Exercise aim - Below is a block of records; repeat all of them exactly.

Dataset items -

##############################

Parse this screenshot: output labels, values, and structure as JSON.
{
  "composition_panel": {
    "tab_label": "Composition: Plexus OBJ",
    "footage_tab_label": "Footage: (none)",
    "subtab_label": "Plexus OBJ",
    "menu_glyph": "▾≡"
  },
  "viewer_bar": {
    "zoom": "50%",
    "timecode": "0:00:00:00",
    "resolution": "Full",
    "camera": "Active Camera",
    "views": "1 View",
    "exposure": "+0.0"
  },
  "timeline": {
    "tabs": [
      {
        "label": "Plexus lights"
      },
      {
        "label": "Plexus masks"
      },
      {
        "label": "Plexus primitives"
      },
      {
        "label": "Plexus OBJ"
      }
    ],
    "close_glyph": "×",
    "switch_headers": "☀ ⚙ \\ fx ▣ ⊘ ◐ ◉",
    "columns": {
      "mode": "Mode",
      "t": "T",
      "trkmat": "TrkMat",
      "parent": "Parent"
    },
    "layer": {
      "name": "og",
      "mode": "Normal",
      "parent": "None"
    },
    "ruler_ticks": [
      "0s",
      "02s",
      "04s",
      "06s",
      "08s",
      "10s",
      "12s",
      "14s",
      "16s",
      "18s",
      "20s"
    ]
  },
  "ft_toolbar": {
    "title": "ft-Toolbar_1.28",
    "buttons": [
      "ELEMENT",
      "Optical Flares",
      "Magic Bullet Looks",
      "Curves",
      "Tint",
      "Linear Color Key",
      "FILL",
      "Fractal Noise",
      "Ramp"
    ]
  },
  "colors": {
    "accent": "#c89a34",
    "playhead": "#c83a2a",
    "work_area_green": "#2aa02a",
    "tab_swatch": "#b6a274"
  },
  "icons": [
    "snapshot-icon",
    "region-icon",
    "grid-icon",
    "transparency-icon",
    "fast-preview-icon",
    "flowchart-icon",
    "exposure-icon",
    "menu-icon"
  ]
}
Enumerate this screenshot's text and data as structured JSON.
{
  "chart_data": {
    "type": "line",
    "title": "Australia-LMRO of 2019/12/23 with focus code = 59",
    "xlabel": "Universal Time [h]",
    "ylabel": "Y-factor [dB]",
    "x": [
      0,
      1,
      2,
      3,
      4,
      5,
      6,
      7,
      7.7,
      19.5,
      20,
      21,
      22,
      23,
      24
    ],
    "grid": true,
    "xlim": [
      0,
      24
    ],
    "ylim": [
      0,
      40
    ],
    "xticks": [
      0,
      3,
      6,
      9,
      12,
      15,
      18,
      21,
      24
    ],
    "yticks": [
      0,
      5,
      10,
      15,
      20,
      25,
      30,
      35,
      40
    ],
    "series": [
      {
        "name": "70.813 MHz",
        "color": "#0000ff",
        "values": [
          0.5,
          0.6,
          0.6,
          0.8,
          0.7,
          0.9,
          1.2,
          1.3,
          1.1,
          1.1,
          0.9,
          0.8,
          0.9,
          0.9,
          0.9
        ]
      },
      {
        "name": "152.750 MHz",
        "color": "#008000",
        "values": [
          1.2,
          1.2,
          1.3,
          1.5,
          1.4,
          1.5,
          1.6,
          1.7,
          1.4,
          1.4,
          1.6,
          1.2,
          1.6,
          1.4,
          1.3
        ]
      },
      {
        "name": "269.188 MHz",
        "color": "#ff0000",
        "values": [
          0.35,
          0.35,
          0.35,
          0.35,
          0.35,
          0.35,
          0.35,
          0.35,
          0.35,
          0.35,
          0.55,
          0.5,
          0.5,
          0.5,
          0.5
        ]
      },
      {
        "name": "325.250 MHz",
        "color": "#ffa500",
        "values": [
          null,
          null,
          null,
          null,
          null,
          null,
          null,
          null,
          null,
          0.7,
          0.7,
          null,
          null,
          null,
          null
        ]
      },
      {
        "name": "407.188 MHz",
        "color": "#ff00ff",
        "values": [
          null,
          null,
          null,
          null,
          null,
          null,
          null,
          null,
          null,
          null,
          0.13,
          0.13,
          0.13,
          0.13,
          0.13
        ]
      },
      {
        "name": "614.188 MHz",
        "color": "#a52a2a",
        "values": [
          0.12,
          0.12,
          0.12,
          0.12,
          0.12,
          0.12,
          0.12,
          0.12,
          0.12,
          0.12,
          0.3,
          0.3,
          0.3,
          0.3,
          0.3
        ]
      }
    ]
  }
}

##############################

Final answer -
Parse this screenshot: output labels, values, and structure as JSON.
{
  "composition_panel": {
    "tab_label": "Composition: Plexus OBJ",
    "footage_tab_label": "Footage: (none)",
    "subtab_label": "Plexus OBJ",
    "menu_glyph": "▾≡"
  },
  "viewer_bar": {
    "zoom": "50%",
    "timecode": "0:00:00:00",
    "resolution": "Full",
    "camera": "Active Camera",
    "views": "1 View",
    "exposure": "+0.0"
  },
  "timeline": {
    "tabs": [
      {
        "label": "Plexus lights"
      },
      {
        "label": "Plexus masks"
      },
      {
        "label": "Plexus primitives"
      },
      {
        "label": "Plexus OBJ"
      }
    ],
    "close_glyph": "×",
    "switch_headers": "☀ ⚙ \\ fx ▣ ⊘ ◐ ◉",
    "columns": {
      "mode": "Mode",
      "t": "T",
      "trkmat": "TrkMat",
      "parent": "Parent"
    },
    "layer": {
      "name": "og",
      "mode": "Normal",
      "parent": "None"
    },
    "ruler_ticks": [
      "0s",
      "02s",
      "04s",
      "06s",
      "08s",
      "10s",
      "12s",
      "14s",
      "16s",
      "18s",
      "20s"
    ]
  },
  "ft_toolbar": {
    "title": "ft-Toolbar_1.28",
    "buttons": [
      "ELEMENT",
      "Optical Flares",
      "Magic Bullet Looks",
      "Curves",
      "Tint",
      "Linear Color Key",
      "FILL",
      "Fractal Noise",
      "Ramp"
    ]
  },
  "colors": {
    "accent": "#c89a34",
    "playhead": "#c83a2a",
    "work_area_green": "#2aa02a",
    "tab_swatch": "#b6a274"
  },
  "icons": [
    "snapshot-icon",
    "region-icon",
    "grid-icon",
    "transparency-icon",
    "fast-preview-icon",
    "flowchart-icon",
    "exposure-icon",
    "menu-icon"
  ]
}
Enumerate this screenshot's text and data as structured JSON.
{
  "chart_data": {
    "type": "line",
    "title": "Australia-LMRO of 2019/12/23 with focus code = 59",
    "xlabel": "Universal Time [h]",
    "ylabel": "Y-factor [dB]",
    "x": [
      0,
      1,
      2,
      3,
      4,
      5,
      6,
      7,
      7.7,
      19.5,
      20,
      21,
      22,
      23,
      24
    ],
    "grid": true,
    "xlim": [
      0,
      24
    ],
    "ylim": [
      0,
      40
    ],
    "xticks": [
      0,
      3,
      6,
      9,
      12,
      15,
      18,
      21,
      24
    ],
    "yticks": [
      0,
      5,
      10,
      15,
      20,
      25,
      30,
      35,
      40
    ],
    "series": [
      {
        "name": "70.813 MHz",
        "color": "#0000ff",
        "values": [
          0.5,
          0.6,
          0.6,
          0.8,
          0.7,
          0.9,
          1.2,
          1.3,
          1.1,
          1.1,
          0.9,
          0.8,
          0.9,
          0.9,
          0.9
        ]
      },
      {
        "name": "152.750 MHz",
        "color": "#008000",
        "values": [
          1.2,
          1.2,
          1.3,
          1.5,
          1.4,
          1.5,
          1.6,
          1.7,
          1.4,
          1.4,
          1.6,
          1.2,
          1.6,
          1.4,
          1.3
        ]
      },
      {
        "name": "269.188 MHz",
        "color": "#ff0000",
        "values": [
          0.35,
          0.35,
          0.35,
          0.35,
          0.35,
          0.35,
          0.35,
          0.35,
          0.35,
          0.35,
          0.55,
          0.5,
          0.5,
          0.5,
          0.5
        ]
      },
      {
        "name": "325.250 MHz",
        "color": "#ffa500",
        "values": [
          null,
          null,
          null,
          null,
          null,
          null,
          null,
          null,
          null,
          0.7,
          0.7,
          null,
          null,
          null,
          null
        ]
      },
      {
        "name": "407.188 MHz",
        "color": "#ff00ff",
        "values": [
          null,
          null,
          null,
          null,
          null,
          null,
          null,
          null,
          null,
          null,
          0.13,
          0.13,
          0.13,
          0.13,
          0.13
        ]
      },
      {
        "name": "614.188 MHz",
        "color": "#a52a2a",
        "values": [
          0.12,
          0.12,
          0.12,
          0.12,
          0.12,
          0.12,
          0.12,
          0.12,
          0.12,
          0.12,
          0.3,
          0.3,
          0.3,
          0.3,
          0.3
        ]
      }
    ]
  }
}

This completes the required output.